Retype the entries word for word, leaving nothing out.

(Records provided)

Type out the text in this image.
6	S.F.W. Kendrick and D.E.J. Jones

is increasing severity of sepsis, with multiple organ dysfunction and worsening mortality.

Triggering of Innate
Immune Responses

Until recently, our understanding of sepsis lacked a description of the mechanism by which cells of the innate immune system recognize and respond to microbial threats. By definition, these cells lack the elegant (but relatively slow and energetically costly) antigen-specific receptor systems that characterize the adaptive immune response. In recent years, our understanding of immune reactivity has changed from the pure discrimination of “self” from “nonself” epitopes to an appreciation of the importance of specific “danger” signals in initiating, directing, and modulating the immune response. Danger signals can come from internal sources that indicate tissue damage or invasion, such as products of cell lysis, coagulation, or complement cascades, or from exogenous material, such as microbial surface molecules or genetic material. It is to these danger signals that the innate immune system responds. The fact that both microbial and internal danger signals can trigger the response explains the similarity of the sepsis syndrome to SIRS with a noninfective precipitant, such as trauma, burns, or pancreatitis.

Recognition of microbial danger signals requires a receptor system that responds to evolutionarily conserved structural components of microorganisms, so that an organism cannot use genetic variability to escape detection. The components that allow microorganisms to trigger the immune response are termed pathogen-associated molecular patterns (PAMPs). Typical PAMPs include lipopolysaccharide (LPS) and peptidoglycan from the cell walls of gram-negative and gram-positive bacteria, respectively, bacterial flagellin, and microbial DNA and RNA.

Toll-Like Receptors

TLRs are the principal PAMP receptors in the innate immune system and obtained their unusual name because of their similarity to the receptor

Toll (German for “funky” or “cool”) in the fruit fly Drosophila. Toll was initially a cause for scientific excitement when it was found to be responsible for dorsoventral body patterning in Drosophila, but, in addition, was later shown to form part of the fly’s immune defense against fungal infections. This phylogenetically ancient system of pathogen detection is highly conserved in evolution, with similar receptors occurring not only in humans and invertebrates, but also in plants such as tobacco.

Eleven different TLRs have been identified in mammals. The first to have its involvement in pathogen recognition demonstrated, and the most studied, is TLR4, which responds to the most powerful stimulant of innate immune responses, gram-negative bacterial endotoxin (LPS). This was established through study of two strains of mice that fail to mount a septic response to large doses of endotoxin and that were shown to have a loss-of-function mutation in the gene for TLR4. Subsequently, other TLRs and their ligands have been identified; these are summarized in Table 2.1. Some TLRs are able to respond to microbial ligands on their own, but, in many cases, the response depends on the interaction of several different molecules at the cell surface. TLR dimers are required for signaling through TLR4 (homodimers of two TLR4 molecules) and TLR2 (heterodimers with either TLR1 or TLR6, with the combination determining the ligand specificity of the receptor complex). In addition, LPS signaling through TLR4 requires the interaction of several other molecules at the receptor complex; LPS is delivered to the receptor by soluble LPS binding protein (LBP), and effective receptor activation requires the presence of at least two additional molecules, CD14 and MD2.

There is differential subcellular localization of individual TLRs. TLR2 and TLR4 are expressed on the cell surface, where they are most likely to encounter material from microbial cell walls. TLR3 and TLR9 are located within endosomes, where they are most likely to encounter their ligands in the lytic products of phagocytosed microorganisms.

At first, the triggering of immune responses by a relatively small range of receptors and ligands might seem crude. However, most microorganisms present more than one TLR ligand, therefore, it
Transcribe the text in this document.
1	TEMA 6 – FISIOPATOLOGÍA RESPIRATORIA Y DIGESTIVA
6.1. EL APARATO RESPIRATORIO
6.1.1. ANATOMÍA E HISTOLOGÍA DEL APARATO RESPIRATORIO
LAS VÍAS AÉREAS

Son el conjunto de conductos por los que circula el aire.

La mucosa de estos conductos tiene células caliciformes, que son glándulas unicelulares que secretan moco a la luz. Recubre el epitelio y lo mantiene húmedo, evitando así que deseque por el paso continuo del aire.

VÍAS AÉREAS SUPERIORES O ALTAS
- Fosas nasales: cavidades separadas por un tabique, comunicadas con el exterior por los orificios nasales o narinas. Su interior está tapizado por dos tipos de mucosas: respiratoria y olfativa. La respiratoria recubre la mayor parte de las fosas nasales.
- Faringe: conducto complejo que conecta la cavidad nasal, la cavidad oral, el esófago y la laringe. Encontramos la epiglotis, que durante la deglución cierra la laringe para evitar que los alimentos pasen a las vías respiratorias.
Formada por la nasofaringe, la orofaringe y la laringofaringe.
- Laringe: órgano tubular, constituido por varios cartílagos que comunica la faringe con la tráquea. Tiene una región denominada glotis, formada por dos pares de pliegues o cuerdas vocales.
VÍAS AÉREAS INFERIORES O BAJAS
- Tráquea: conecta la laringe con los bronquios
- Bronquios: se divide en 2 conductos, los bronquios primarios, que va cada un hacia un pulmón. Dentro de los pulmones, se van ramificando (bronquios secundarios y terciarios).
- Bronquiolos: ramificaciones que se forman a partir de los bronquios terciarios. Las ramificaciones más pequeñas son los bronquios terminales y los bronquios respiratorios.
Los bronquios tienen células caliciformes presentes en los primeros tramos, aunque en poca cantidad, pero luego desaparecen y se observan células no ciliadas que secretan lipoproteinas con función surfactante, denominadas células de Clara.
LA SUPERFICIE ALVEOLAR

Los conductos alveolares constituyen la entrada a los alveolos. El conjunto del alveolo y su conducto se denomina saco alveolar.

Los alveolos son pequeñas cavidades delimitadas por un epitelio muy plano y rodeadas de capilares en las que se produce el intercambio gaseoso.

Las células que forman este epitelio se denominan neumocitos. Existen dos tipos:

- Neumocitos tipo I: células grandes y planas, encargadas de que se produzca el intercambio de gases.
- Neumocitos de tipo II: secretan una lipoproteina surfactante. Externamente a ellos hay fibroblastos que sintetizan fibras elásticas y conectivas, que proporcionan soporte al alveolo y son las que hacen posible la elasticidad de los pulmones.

(End Records provided)

▶ [Exercise answer]
Type out the text in this image.
6	S.F.W. Kendrick and D.E.J. Jones

is increasing severity of sepsis, with multiple organ dysfunction and worsening mortality.

Triggering of Innate
Immune Responses

Until recently, our understanding of sepsis lacked a description of the mechanism by which cells of the innate immune system recognize and respond to microbial threats. By definition, these cells lack the elegant (but relatively slow and energetically costly) antigen-specific receptor systems that characterize the adaptive immune response. In recent years, our understanding of immune reactivity has changed from the pure discrimination of “self” from “nonself” epitopes to an appreciation of the importance of specific “danger” signals in initiating, directing, and modulating the immune response. Danger signals can come from internal sources that indicate tissue damage or invasion, such as products of cell lysis, coagulation, or complement cascades, or from exogenous material, such as microbial surface molecules or genetic material. It is to these danger signals that the innate immune system responds. The fact that both microbial and internal danger signals can trigger the response explains the similarity of the sepsis syndrome to SIRS with a noninfective precipitant, such as trauma, burns, or pancreatitis.

Recognition of microbial danger signals requires a receptor system that responds to evolutionarily conserved structural components of microorganisms, so that an organism cannot use genetic variability to escape detection. The components that allow microorganisms to trigger the immune response are termed pathogen-associated molecular patterns (PAMPs). Typical PAMPs include lipopolysaccharide (LPS) and peptidoglycan from the cell walls of gram-negative and gram-positive bacteria, respectively, bacterial flagellin, and microbial DNA and RNA.

Toll-Like Receptors

TLRs are the principal PAMP receptors in the innate immune system and obtained their unusual name because of their similarity to the receptor

Toll (German for “funky” or “cool”) in the fruit fly Drosophila. Toll was initially a cause for scientific excitement when it was found to be responsible for dorsoventral body patterning in Drosophila, but, in addition, was later shown to form part of the fly’s immune defense against fungal infections. This phylogenetically ancient system of pathogen detection is highly conserved in evolution, with similar receptors occurring not only in humans and invertebrates, but also in plants such as tobacco.

Eleven different TLRs have been identified in mammals. The first to have its involvement in pathogen recognition demonstrated, and the most studied, is TLR4, which responds to the most powerful stimulant of innate immune responses, gram-negative bacterial endotoxin (LPS). This was established through study of two strains of mice that fail to mount a septic response to large doses of endotoxin and that were shown to have a loss-of-function mutation in the gene for TLR4. Subsequently, other TLRs and their ligands have been identified; these are summarized in Table 2.1. Some TLRs are able to respond to microbial ligands on their own, but, in many cases, the response depends on the interaction of several different molecules at the cell surface. TLR dimers are required for signaling through TLR4 (homodimers of two TLR4 molecules) and TLR2 (heterodimers with either TLR1 or TLR6, with the combination determining the ligand specificity of the receptor complex). In addition, LPS signaling through TLR4 requires the interaction of several other molecules at the receptor complex; LPS is delivered to the receptor by soluble LPS binding protein (LBP), and effective receptor activation requires the presence of at least two additional molecules, CD14 and MD2.

There is differential subcellular localization of individual TLRs. TLR2 and TLR4 are expressed on the cell surface, where they are most likely to encounter material from microbial cell walls. TLR3 and TLR9 are located within endosomes, where they are most likely to encounter their ligands in the lytic products of phagocytosed microorganisms.

At first, the triggering of immune responses by a relatively small range of receptors and ligands might seem crude. However, most microorganisms present more than one TLR ligand, therefore, it
Transcribe the text in this document.
1	TEMA 6 – FISIOPATOLOGÍA RESPIRATORIA Y DIGESTIVA
6.1. EL APARATO RESPIRATORIO
6.1.1. ANATOMÍA E HISTOLOGÍA DEL APARATO RESPIRATORIO
LAS VÍAS AÉREAS

Son el conjunto de conductos por los que circula el aire.

La mucosa de estos conductos tiene células caliciformes, que son glándulas unicelulares que secretan moco a la luz. Recubre el epitelio y lo mantiene húmedo, evitando así que deseque por el paso continuo del aire.

VÍAS AÉREAS SUPERIORES O ALTAS
- Fosas nasales: cavidades separadas por un tabique, comunicadas con el exterior por los orificios nasales o narinas. Su interior está tapizado por dos tipos de mucosas: respiratoria y olfativa. La respiratoria recubre la mayor parte de las fosas nasales.
- Faringe: conducto complejo que conecta la cavidad nasal, la cavidad oral, el esófago y la laringe. Encontramos la epiglotis, que durante la deglución cierra la laringe para evitar que los alimentos pasen a las vías respiratorias.
Formada por la nasofaringe, la orofaringe y la laringofaringe.
- Laringe: órgano tubular, constituido por varios cartílagos que comunica la faringe con la tráquea. Tiene una región denominada glotis, formada por dos pares de pliegues o cuerdas vocales.
VÍAS AÉREAS INFERIORES O BAJAS
- Tráquea: conecta la laringe con los bronquios
- Bronquios: se divide en 2 conductos, los bronquios primarios, que va cada un hacia un pulmón. Dentro de los pulmones, se van ramificando (bronquios secundarios y terciarios).
- Bronquiolos: ramificaciones que se forman a partir de los bronquios terciarios. Las ramificaciones más pequeñas son los bronquios terminales y los bronquios respiratorios.
Los bronquios tienen células caliciformes presentes en los primeros tramos, aunque en poca cantidad, pero luego desaparecen y se observan células no ciliadas que secretan lipoproteinas con función surfactante, denominadas células de Clara.
LA SUPERFICIE ALVEOLAR

Los conductos alveolares constituyen la entrada a los alveolos. El conjunto del alveolo y su conducto se denomina saco alveolar.

Los alveolos son pequeñas cavidades delimitadas por un epitelio muy plano y rodeadas de capilares en las que se produce el intercambio gaseoso.

Las células que forman este epitelio se denominan neumocitos. Existen dos tipos:

- Neumocitos tipo I: células grandes y planas, encargadas de que se produzca el intercambio de gases.
- Neumocitos de tipo II: secretan una lipoproteina surfactante. Externamente a ellos hay fibroblastos que sintetizan fibras elásticas y conectivas, que proporcionan soporte al alveolo y son las que hacen posible la elasticidad de los pulmones.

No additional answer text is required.